WHAT YOU ARE ASKED TO DO —
Reproduce the entries below in full, word for word.

---------- DATA PROVIDED ----------

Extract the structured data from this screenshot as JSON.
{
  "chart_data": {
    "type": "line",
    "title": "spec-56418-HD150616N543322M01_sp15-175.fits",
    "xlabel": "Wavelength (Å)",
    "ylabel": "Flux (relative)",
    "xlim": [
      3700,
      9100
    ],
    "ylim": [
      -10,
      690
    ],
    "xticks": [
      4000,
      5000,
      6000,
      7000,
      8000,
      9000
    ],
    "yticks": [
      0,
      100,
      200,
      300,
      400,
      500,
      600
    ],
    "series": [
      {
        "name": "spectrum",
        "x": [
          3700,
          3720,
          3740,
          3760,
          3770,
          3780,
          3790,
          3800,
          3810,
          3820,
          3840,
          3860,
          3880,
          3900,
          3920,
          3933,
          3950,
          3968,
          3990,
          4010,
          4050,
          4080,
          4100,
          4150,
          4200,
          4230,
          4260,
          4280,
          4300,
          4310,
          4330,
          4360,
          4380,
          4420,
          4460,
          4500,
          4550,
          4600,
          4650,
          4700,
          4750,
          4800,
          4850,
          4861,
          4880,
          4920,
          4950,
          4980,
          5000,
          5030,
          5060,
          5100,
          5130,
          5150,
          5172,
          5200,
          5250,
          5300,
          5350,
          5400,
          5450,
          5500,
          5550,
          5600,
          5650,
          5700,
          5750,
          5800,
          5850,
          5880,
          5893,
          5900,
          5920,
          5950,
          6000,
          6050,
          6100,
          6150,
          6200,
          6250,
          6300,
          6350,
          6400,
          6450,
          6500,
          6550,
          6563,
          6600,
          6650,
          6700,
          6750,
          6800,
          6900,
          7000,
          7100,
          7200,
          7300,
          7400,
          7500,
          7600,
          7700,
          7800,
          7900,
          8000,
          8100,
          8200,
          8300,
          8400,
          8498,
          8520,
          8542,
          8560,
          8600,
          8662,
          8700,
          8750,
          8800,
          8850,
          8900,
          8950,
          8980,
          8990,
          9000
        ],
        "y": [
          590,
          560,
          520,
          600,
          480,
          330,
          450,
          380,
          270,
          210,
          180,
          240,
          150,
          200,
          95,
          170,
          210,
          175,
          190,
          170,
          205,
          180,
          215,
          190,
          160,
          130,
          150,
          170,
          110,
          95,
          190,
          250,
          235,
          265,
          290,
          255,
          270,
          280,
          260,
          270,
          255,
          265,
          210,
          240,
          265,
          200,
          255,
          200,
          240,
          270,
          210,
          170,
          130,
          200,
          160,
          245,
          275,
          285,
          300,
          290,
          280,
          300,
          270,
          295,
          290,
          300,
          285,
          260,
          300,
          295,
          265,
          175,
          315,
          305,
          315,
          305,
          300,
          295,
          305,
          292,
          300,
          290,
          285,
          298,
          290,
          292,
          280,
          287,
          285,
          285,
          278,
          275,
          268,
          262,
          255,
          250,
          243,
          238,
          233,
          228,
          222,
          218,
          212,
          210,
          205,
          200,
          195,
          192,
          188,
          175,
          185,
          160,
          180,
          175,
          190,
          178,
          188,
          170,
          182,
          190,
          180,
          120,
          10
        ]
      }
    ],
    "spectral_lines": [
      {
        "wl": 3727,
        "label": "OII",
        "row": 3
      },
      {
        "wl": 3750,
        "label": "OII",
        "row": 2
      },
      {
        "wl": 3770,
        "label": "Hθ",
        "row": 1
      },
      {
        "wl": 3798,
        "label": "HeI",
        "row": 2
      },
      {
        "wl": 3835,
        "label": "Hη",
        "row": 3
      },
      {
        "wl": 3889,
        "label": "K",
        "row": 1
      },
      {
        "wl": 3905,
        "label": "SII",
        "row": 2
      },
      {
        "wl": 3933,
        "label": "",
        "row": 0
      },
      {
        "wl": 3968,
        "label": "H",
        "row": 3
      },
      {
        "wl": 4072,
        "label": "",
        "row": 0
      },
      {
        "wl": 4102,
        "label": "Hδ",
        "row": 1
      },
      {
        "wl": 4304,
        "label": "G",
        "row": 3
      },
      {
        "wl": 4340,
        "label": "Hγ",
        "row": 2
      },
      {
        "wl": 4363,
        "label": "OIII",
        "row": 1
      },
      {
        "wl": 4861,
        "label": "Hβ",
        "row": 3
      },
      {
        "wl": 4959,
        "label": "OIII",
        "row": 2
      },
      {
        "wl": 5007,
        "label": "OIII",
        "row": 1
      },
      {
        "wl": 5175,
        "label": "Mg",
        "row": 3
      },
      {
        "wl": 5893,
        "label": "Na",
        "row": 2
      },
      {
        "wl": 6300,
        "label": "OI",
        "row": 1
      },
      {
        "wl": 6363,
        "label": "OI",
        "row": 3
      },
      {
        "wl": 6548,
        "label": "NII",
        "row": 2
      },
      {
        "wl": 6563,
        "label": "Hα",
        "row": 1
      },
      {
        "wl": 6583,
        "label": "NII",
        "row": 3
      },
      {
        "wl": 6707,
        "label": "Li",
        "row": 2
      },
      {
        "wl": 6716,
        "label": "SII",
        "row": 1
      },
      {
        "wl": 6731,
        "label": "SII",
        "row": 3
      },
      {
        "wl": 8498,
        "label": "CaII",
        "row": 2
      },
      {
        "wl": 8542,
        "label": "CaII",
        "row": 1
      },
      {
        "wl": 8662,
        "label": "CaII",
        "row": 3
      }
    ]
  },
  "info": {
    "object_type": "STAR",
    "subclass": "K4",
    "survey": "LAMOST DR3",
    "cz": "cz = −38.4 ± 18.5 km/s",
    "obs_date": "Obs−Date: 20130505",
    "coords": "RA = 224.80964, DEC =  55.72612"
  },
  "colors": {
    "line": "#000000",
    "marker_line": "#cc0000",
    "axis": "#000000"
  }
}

----------

RESPONSE FOR THIS EXERCISE —
Extract the structured data from this screenshot as JSON.
{
  "chart_data": {
    "type": "line",
    "title": "spec-56418-HD150616N543322M01_sp15-175.fits",
    "xlabel": "Wavelength (Å)",
    "ylabel": "Flux (relative)",
    "xlim": [
      3700,
      9100
    ],
    "ylim": [
      -10,
      690
    ],
    "xticks": [
      4000,
      5000,
      6000,
      7000,
      8000,
      9000
    ],
    "yticks": [
      0,
      100,
      200,
      300,
      400,
      500,
      600
    ],
    "series": [
      {
        "name": "spectrum",
        "x": [
          3700,
          3720,
          3740,
          3760,
          3770,
          3780,
          3790,
          3800,
          3810,
          3820,
          3840,
          3860,
          3880,
          3900,
          3920,
          3933,
          3950,
          3968,
          3990,
          4010,
          4050,
          4080,
          4100,
          4150,
          4200,
          4230,
          4260,
          4280,
          4300,
          4310,
          4330,
          4360,
          4380,
          4420,
          4460,
          4500,
          4550,
          4600,
          4650,
          4700,
          4750,
          4800,
          4850,
          4861,
          4880,
          4920,
          4950,
          4980,
          5000,
          5030,
          5060,
          5100,
          5130,
          5150,
          5172,
          5200,
          5250,
          5300,
          5350,
          5400,
          5450,
          5500,
          5550,
          5600,
          5650,
          5700,
          5750,
          5800,
          5850,
          5880,
          5893,
          5900,
          5920,
          5950,
          6000,
          6050,
          6100,
          6150,
          6200,
          6250,
          6300,
          6350,
          6400,
          6450,
          6500,
          6550,
          6563,
          6600,
          6650,
          6700,
          6750,
          6800,
          6900,
          7000,
          7100,
          7200,
          7300,
          7400,
          7500,
          7600,
          7700,
          7800,
          7900,
          8000,
          8100,
          8200,
          8300,
          8400,
          8498,
          8520,
          8542,
          8560,
          8600,
          8662,
          8700,
          8750,
          8800,
          8850,
          8900,
          8950,
          8980,
          8990,
          9000
        ],
        "y": [
          590,
          560,
          520,
          600,
          480,
          330,
          450,
          380,
          270,
          210,
          180,
          240,
          150,
          200,
          95,
          170,
          210,
          175,
          190,
          170,
          205,
          180,
          215,
          190,
          160,
          130,
          150,
          170,
          110,
          95,
          190,
          250,
          235,
          265,
          290,
          255,
          270,
          280,
          260,
          270,
          255,
          265,
          210,
          240,
          265,
          200,
          255,
          200,
          240,
          270,
          210,
          170,
          130,
          200,
          160,
          245,
          275,
          285,
          300,
          290,
          280,
          300,
          270,
          295,
          290,
          300,
          285,
          260,
          300,
          295,
          265,
          175,
          315,
          305,
          315,
          305,
          300,
          295,
          305,
          292,
          300,
          290,
          285,
          298,
          290,
          292,
          280,
          287,
          285,
          285,
          278,
          275,
          268,
          262,
          255,
          250,
          243,
          238,
          233,
          228,
          222,
          218,
          212,
          210,
          205,
          200,
          195,
          192,
          188,
          175,
          185,
          160,
          180,
          175,
          190,
          178,
          188,
          170,
          182,
          190,
          180,
          120,
          10
        ]
      }
    ],
    "spectral_lines": [
      {
        "wl": 3727,
        "label": "OII",
        "row": 3
      },
      {
        "wl": 3750,
        "label": "OII",
        "row": 2
      },
      {
        "wl": 3770,
        "label": "Hθ",
        "row": 1
      },
      {
        "wl": 3798,
        "label": "HeI",
        "row": 2
      },
      {
        "wl": 3835,
        "label": "Hη",
        "row": 3
      },
      {
        "wl": 3889,
        "label": "K",
        "row": 1
      },
      {
        "wl": 3905,
        "label": "SII",
        "row": 2
      },
      {
        "wl": 3933,
        "label": "",
        "row": 0
      },
      {
        "wl": 3968,
        "label": "H",
        "row": 3
      },
      {
        "wl": 4072,
        "label": "",
        "row": 0
      },
      {
        "wl": 4102,
        "label": "Hδ",
        "row": 1
      },
      {
        "wl": 4304,
        "label": "G",
        "row": 3
      },
      {
        "wl": 4340,
        "label": "Hγ",
        "row": 2
      },
      {
        "wl": 4363,
        "label": "OIII",
        "row": 1
      },
      {
        "wl": 4861,
        "label": "Hβ",
        "row": 3
      },
      {
        "wl": 4959,
        "label": "OIII",
        "row": 2
      },
      {
        "wl": 5007,
        "label": "OIII",
        "row": 1
      },
      {
        "wl": 5175,
        "label": "Mg",
        "row": 3
      },
      {
        "wl": 5893,
        "label": "Na",
        "row": 2
      },
      {
        "wl": 6300,
        "label": "OI",
        "row": 1
      },
      {
        "wl": 6363,
        "label": "OI",
        "row": 3
      },
      {
        "wl": 6548,
        "label": "NII",
        "row": 2
      },
      {
        "wl": 6563,
        "label": "Hα",
        "row": 1
      },
      {
        "wl": 6583,
        "label": "NII",
        "row": 3
      },
      {
        "wl": 6707,
        "label": "Li",
        "row": 2
      },
      {
        "wl": 6716,
        "label": "SII",
        "row": 1
      },
      {
        "wl": 6731,
        "label": "SII",
        "row": 3
      },
      {
        "wl": 8498,
        "label": "CaII",
        "row": 2
      },
      {
        "wl": 8542,
        "label": "CaII",
        "row": 1
      },
      {
        "wl": 8662,
        "label": "CaII",
        "row": 3
      }
    ]
  },
  "info": {
    "object_type": "STAR",
    "subclass": "K4",
    "survey": "LAMOST DR3",
    "cz": "cz = −38.4 ± 18.5 km/s",
    "obs_date": "Obs−Date: 20130505",
    "coords": "RA = 224.80964, DEC =  55.72612"
  },
  "colors": {
    "line": "#000000",
    "marker_line": "#cc0000",
    "axis": "#000000"
  }
}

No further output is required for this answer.